***** Material supplied
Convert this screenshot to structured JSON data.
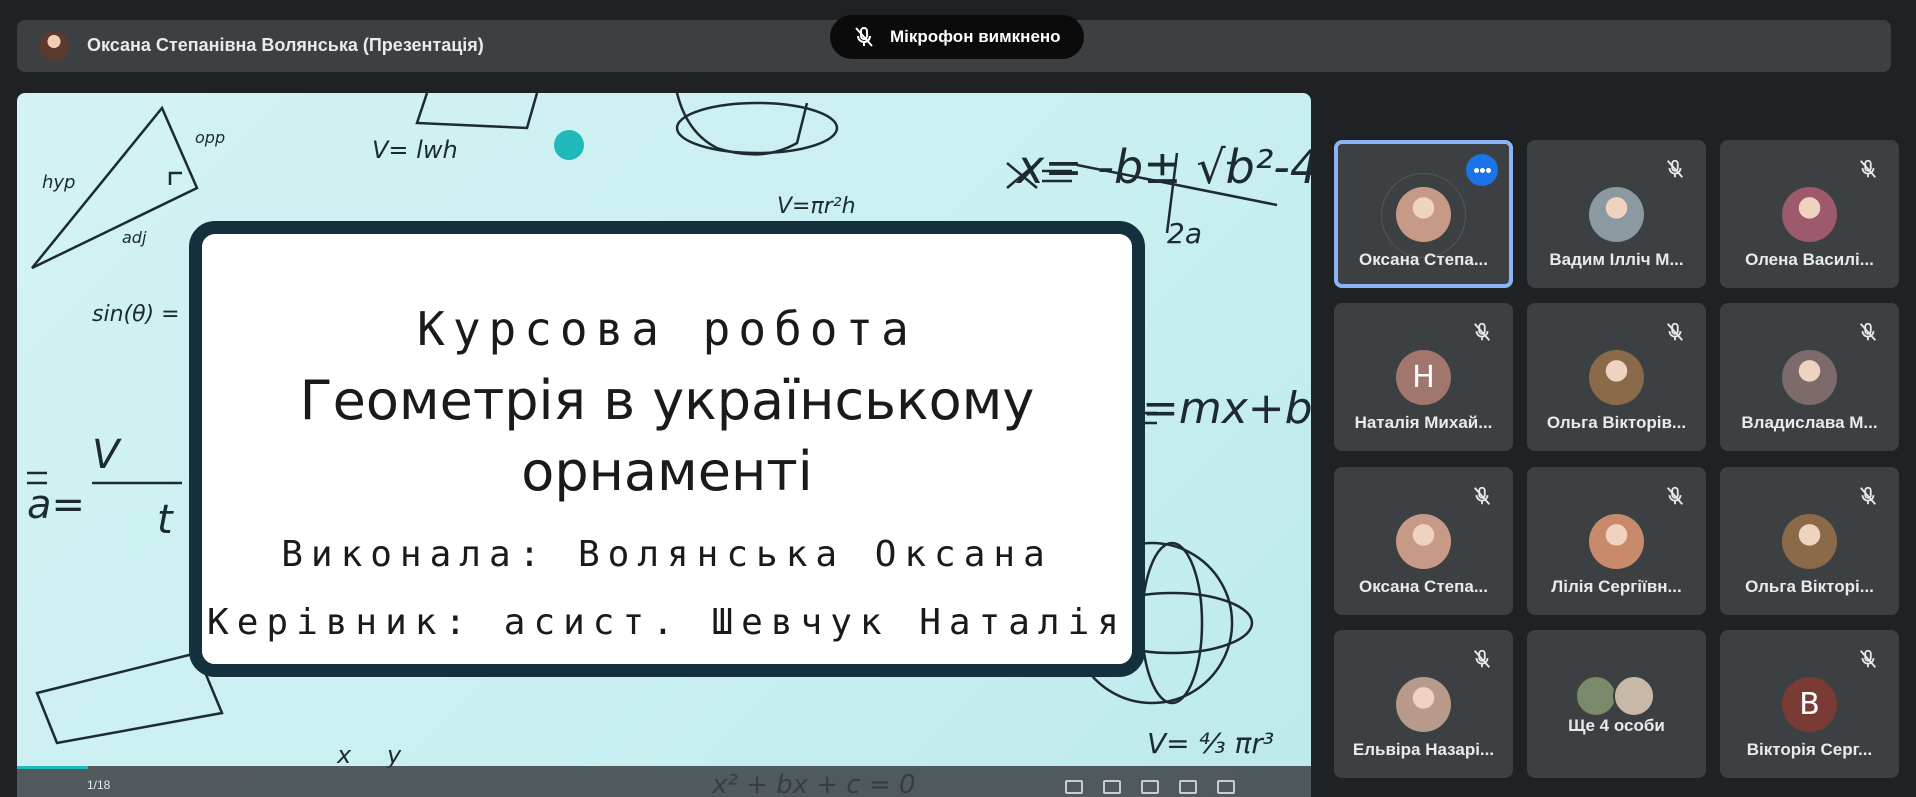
{
  "header": {
    "presenter_name": "Оксана Степанівна Волянська (Презентація)",
    "mic_status": "Мікрофон вимкнено"
  },
  "slide": {
    "line1": "Курсова робота",
    "line2": "Геометрія в українському",
    "line3": "орнаменті",
    "line4": "Виконала: Волянська Оксана",
    "line5": "Керівник: асист. Шевчук Наталія",
    "page": "1/18",
    "progress": 0.055
  },
  "participants": [
    {
      "name": "Оксана Степа...",
      "type": "photo",
      "color": "#c69a86",
      "active": true,
      "muted": false
    },
    {
      "name": "Вадим Ілліч М...",
      "type": "photo",
      "color": "#8a9aa0",
      "active": false,
      "muted": true
    },
    {
      "name": "Олена Василі...",
      "type": "photo",
      "color": "#9c5a6c",
      "active": false,
      "muted": true
    },
    {
      "name": "Наталія Михай...",
      "type": "initial",
      "initial": "Н",
      "color": "#a1776d",
      "active": false,
      "muted": true
    },
    {
      "name": "Ольга Вікторів...",
      "type": "photo",
      "color": "#8a6a48",
      "active": false,
      "muted": true
    },
    {
      "name": "Владислава М...",
      "type": "photo",
      "color": "#7d6a6a",
      "active": false,
      "muted": true
    },
    {
      "name": "Оксана Степа...",
      "type": "photo",
      "color": "#c69a86",
      "active": false,
      "muted": true
    },
    {
      "name": "Лілія Сергіївн...",
      "type": "photo",
      "color": "#c88a6a",
      "active": false,
      "muted": true
    },
    {
      "name": "Ольга Вікторі...",
      "type": "photo",
      "color": "#8a6a48",
      "active": false,
      "muted": true
    },
    {
      "name": "Ельвіра Назарі...",
      "type": "photo",
      "color": "#b89a8a",
      "active": false,
      "muted": true
    },
    {
      "name": "Ще 4 особи",
      "type": "group",
      "color": "#7a8a6a",
      "active": false,
      "muted": false
    },
    {
      "name": "Вікторія Серг...",
      "type": "initial",
      "initial": "В",
      "color": "#7b3b35",
      "active": false,
      "muted": true
    }
  ]
}
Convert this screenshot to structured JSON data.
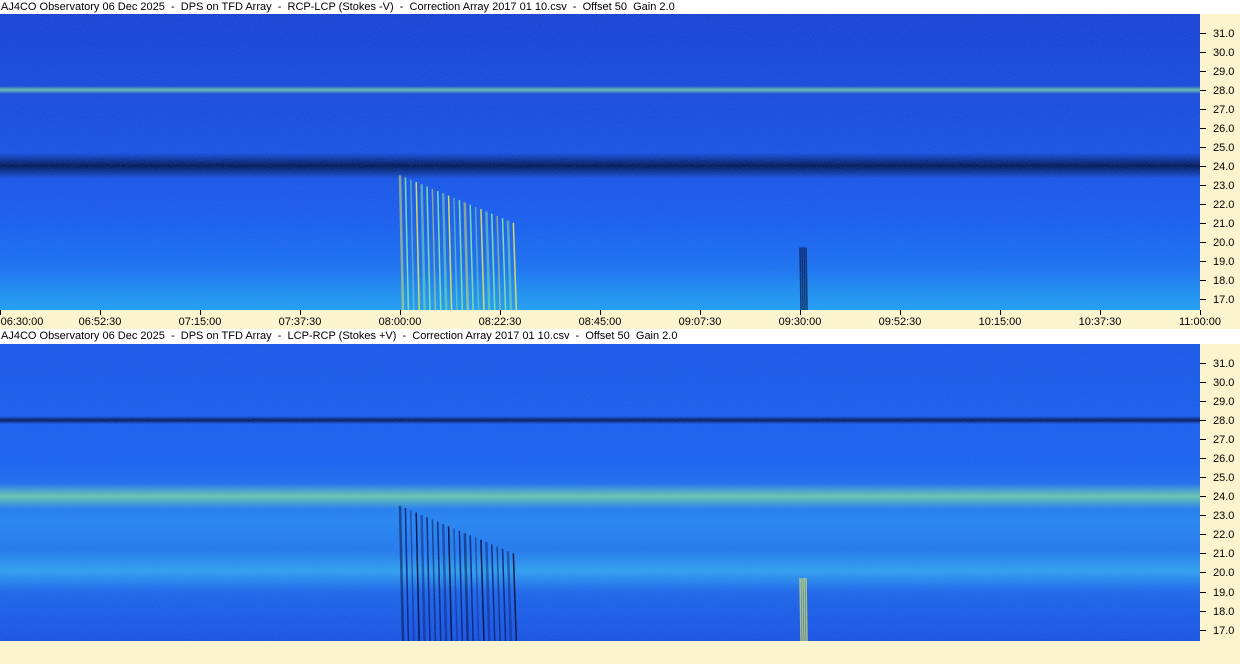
{
  "chart_data": [
    {
      "type": "heatmap",
      "title": "AJ4CO Observatory 06 Dec 2025  -  DPS on TFD Array  -  RCP-LCP (Stokes -V)  -  Correction Array 2017 01 10.csv  -  Offset 50  Gain 2.0",
      "x_tick_labels": [
        "06:30:00",
        "06:52:30",
        "07:15:00",
        "07:37:30",
        "08:00:00",
        "08:22:30",
        "08:45:00",
        "09:07:30",
        "09:30:00",
        "09:52:30",
        "10:15:00",
        "10:37:30",
        "11:00:00"
      ],
      "x_range": [
        "06:30:00",
        "11:00:00"
      ],
      "y_tick_labels": [
        "31.0",
        "30.0",
        "29.0",
        "28.0",
        "27.0",
        "26.0",
        "25.0",
        "24.0",
        "23.0",
        "22.0",
        "21.0",
        "20.0",
        "19.0",
        "18.0",
        "17.0"
      ],
      "y_range_mhz": [
        16.4,
        32.0
      ],
      "colors": {
        "low": "#00032a",
        "mid": "#1a5cf0",
        "high": "#8ff090",
        "peak": "#f5f040"
      },
      "features": [
        {
          "kind": "band",
          "freq_mhz": 24.0,
          "polarity": "dark"
        },
        {
          "kind": "band",
          "freq_mhz": 28.0,
          "polarity": "bright"
        },
        {
          "kind": "burst_train",
          "start": "08:00:00",
          "end": "08:25:30",
          "freq_top_mhz": 23.5,
          "freq_bottom_mhz": 16.4,
          "polarity": "bright"
        },
        {
          "kind": "spike",
          "time": "09:30:00",
          "freq_mhz": 18.5,
          "polarity": "dark"
        }
      ]
    },
    {
      "type": "heatmap",
      "title": "AJ4CO Observatory 06 Dec 2025  -  DPS on TFD Array  -  LCP-RCP (Stokes +V)  -  Correction Array 2017 01 10.csv  -  Offset 50  Gain 2.0",
      "x_tick_labels": [],
      "y_tick_labels": [
        "31.0",
        "30.0",
        "29.0",
        "28.0",
        "27.0",
        "26.0",
        "25.0",
        "24.0",
        "23.0",
        "22.0",
        "21.0",
        "20.0",
        "19.0",
        "18.0",
        "17.0"
      ],
      "y_range_mhz": [
        16.4,
        32.0
      ],
      "colors": {
        "low": "#00032a",
        "mid": "#1a5cf0",
        "high": "#8ff090",
        "peak": "#f5f040"
      },
      "features": [
        {
          "kind": "band",
          "freq_mhz": 24.0,
          "polarity": "bright"
        },
        {
          "kind": "band",
          "freq_mhz": 28.0,
          "polarity": "dark"
        },
        {
          "kind": "burst_train",
          "start": "08:00:00",
          "end": "08:25:30",
          "freq_top_mhz": 23.5,
          "freq_bottom_mhz": 16.4,
          "polarity": "dark"
        },
        {
          "kind": "spike",
          "time": "09:30:00",
          "freq_mhz": 18.5,
          "polarity": "bright"
        }
      ]
    }
  ]
}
**********
Short exercise:
Return a copy of every line that includes the word "Оксана".

The completed task:
    "presenter_name": "Оксана Степанівна Волянська (Презентація)",
    "line4": "Виконала: Волянська Оксана",
      "name": "Оксана Степа...",
      "name": "Оксана Степа...",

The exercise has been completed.